-- start Record list --
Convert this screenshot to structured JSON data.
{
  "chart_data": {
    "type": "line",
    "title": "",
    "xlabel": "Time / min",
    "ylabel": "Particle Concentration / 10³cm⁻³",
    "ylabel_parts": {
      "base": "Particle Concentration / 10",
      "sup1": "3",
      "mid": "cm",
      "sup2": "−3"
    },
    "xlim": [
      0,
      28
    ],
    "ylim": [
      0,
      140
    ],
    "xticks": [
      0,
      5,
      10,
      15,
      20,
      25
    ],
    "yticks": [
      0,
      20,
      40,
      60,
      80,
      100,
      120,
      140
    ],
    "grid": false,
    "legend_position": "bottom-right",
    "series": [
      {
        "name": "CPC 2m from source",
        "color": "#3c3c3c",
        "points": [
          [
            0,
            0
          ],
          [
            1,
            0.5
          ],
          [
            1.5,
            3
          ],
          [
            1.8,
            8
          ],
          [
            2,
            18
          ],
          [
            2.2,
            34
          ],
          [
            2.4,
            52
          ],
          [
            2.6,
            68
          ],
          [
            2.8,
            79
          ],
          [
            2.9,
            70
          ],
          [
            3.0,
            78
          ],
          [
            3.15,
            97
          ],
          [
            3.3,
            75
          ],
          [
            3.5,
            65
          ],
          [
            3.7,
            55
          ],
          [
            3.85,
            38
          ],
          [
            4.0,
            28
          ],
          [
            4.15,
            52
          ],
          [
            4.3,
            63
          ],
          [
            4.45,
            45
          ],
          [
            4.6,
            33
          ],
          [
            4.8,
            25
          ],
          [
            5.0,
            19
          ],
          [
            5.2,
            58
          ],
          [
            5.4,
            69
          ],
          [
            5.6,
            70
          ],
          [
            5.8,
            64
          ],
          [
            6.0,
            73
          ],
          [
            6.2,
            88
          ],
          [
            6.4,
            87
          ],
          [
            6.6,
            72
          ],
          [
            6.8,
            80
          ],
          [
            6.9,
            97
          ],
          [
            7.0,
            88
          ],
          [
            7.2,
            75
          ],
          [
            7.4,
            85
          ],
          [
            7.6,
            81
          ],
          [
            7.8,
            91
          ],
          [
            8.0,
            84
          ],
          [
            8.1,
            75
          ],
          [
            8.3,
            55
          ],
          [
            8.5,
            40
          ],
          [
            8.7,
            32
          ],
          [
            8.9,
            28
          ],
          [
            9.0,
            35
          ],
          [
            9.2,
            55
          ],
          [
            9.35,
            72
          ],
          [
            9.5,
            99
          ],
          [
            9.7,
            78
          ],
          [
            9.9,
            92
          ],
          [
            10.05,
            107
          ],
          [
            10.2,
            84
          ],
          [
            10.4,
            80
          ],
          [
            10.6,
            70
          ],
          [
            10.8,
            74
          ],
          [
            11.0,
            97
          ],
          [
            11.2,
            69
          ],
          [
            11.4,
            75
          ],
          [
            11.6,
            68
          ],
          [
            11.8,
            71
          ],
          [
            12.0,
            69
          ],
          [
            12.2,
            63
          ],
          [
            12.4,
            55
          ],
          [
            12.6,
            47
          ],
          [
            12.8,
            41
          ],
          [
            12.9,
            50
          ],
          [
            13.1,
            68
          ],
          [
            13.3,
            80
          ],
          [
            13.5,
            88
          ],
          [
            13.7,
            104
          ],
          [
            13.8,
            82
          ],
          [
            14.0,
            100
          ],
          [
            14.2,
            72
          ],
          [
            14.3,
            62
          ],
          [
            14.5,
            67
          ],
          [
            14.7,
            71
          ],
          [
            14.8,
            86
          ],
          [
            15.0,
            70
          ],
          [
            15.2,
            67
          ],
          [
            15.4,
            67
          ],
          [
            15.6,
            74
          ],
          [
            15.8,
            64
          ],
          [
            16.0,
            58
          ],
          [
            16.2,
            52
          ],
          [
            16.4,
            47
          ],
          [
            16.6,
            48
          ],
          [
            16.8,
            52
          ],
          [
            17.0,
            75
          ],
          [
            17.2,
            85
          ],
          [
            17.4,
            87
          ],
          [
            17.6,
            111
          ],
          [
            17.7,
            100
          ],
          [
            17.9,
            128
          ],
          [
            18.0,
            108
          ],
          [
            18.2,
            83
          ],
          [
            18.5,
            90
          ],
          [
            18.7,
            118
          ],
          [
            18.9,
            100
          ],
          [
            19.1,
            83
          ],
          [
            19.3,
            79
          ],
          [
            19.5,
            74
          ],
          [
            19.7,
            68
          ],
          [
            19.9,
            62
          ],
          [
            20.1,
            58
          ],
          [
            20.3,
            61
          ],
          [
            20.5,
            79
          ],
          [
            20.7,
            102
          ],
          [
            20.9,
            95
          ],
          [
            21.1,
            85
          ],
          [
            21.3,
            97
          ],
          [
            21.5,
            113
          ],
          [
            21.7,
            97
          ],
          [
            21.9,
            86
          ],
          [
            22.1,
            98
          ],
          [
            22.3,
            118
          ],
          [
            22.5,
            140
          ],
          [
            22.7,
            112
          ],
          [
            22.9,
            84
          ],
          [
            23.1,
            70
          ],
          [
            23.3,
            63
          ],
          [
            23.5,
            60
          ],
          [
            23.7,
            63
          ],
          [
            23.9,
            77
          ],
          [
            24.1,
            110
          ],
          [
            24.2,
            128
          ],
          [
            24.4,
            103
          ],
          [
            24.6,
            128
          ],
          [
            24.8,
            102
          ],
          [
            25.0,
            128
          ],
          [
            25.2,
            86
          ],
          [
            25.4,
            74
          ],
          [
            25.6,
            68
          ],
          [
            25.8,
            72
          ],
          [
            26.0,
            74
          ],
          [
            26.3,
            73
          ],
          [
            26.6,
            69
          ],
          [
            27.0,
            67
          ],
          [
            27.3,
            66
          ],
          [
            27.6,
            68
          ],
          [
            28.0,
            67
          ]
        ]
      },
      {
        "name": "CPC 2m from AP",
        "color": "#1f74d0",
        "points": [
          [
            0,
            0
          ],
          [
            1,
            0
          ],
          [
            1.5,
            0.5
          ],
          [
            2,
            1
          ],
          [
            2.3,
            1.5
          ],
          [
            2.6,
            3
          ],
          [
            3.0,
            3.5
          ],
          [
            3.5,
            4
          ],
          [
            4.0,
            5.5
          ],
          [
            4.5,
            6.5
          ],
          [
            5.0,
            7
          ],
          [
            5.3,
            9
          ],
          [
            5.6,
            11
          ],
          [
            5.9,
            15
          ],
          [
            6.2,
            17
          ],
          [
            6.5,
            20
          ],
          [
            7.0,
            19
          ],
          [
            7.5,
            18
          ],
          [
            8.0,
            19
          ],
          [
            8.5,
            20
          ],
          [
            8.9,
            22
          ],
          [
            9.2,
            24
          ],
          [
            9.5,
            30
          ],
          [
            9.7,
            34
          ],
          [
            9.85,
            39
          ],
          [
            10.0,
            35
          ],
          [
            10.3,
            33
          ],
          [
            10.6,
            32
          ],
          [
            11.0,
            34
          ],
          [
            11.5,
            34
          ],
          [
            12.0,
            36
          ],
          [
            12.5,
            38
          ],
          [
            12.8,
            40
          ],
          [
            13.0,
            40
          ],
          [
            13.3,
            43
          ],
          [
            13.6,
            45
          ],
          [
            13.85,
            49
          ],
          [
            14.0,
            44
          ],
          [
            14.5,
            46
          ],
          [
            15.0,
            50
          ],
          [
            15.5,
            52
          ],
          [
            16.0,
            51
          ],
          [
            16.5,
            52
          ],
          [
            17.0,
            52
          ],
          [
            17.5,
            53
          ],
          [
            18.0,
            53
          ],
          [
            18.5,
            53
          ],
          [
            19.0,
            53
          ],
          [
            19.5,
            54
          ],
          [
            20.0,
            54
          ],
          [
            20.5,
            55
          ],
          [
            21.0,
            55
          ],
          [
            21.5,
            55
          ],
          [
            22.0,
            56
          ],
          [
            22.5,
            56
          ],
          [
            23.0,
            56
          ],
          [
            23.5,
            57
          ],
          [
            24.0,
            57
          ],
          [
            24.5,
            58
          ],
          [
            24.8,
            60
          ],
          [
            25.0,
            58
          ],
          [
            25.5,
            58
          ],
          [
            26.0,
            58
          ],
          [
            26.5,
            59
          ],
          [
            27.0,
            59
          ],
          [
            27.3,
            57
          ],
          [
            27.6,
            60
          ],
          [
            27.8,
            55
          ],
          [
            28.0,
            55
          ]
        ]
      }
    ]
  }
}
-- end Record list --
▶ [Required task]: For the entries above, state how many lines contain the word "Concentration". Provide the number by itself.

▶ [Correct answer]: 2